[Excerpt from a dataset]
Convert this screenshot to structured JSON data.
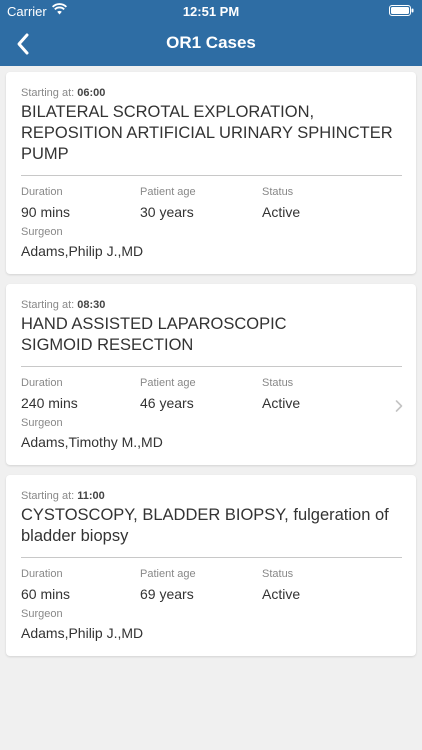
{
  "status_bar": {
    "carrier": "Carrier",
    "time": "12:51 PM"
  },
  "nav": {
    "title": "OR1 Cases"
  },
  "labels": {
    "starting_at": "Starting at:",
    "duration": "Duration",
    "patient_age": "Patient age",
    "status": "Status",
    "surgeon": "Surgeon"
  },
  "cases": [
    {
      "start_time": "06:00",
      "procedure_lines": [
        "BILATERAL SCROTAL EXPLORATION,",
        "REPOSITION ARTIFICIAL URINARY SPHINCTER",
        "PUMP"
      ],
      "duration": "90 mins",
      "patient_age": "30 years",
      "status": "Active",
      "surgeon": "Adams,Philip J.,MD"
    },
    {
      "start_time": "08:30",
      "procedure_lines": [
        "HAND ASSISTED LAPAROSCOPIC",
        "SIGMOID RESECTION"
      ],
      "duration": "240 mins",
      "patient_age": "46 years",
      "status": "Active",
      "surgeon": "Adams,Timothy M.,MD"
    },
    {
      "start_time": "11:00",
      "procedure_lines": [
        "CYSTOSCOPY, BLADDER BIOPSY, fulgeration of",
        "bladder biopsy"
      ],
      "duration": "60 mins",
      "patient_age": "69 years",
      "status": "Active",
      "surgeon": "Adams,Philip J.,MD"
    }
  ]
}
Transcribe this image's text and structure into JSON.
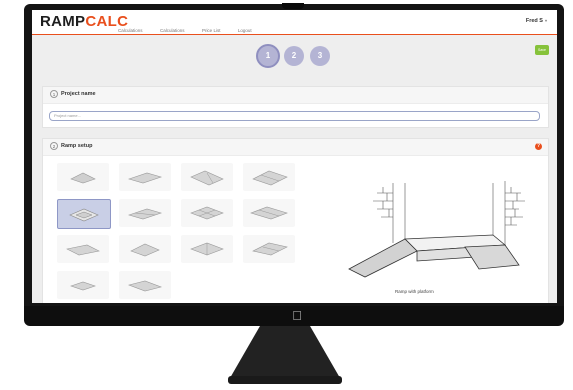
{
  "app": {
    "logo_part1": "RAMP",
    "logo_part2": "CALC",
    "nav": [
      "Calculations",
      "Calculations",
      "Price List",
      "Logout"
    ],
    "user": "Fred S"
  },
  "stepper": {
    "steps": [
      "1",
      "2",
      "3"
    ],
    "active_step": 1,
    "save_label": "Save"
  },
  "project": {
    "number": "1",
    "title": "Project name",
    "input_placeholder": "Project name..."
  },
  "setup": {
    "number": "2",
    "title": "Ramp setup",
    "help_symbol": "?",
    "selected_index": 4,
    "preview_caption": "Ramp with platform"
  },
  "colors": {
    "accent": "#e94f1d",
    "step": "#b4b4d4",
    "save": "#86c23a",
    "selection": "#c9cfe6"
  },
  "icons": {
    "apple": "apple-logo-icon",
    "help": "question-icon",
    "ramp_tiles": "ramp-thumbnail-icon"
  }
}
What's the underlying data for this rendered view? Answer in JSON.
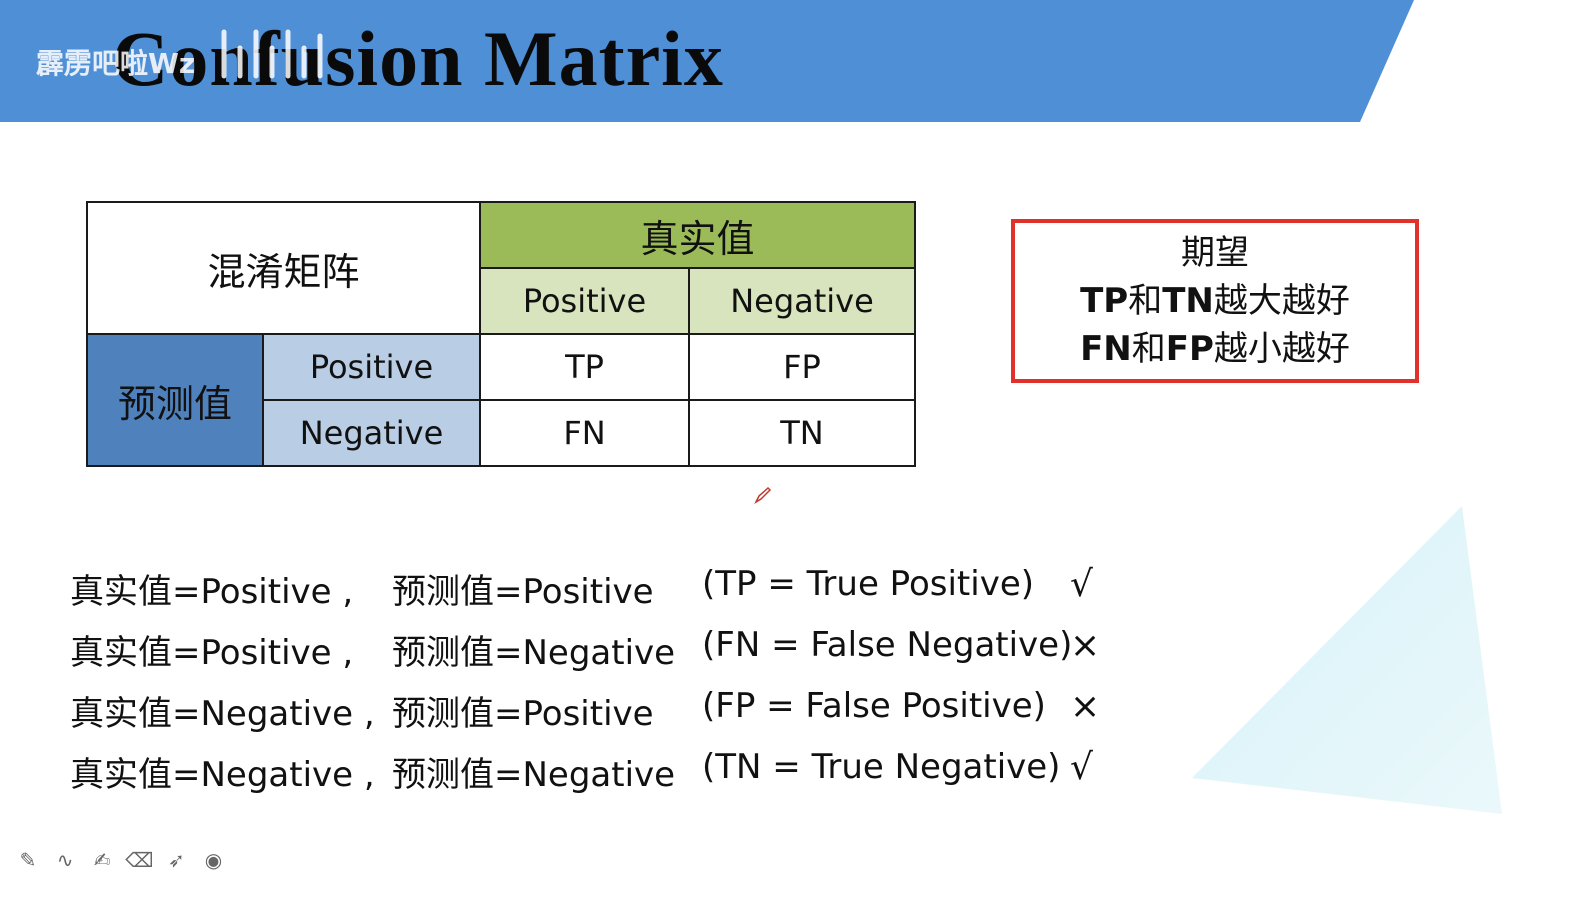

(What is expected): Go through the material above and count the lines that contain "name"; give that number alone.

(Output of the exercise): 2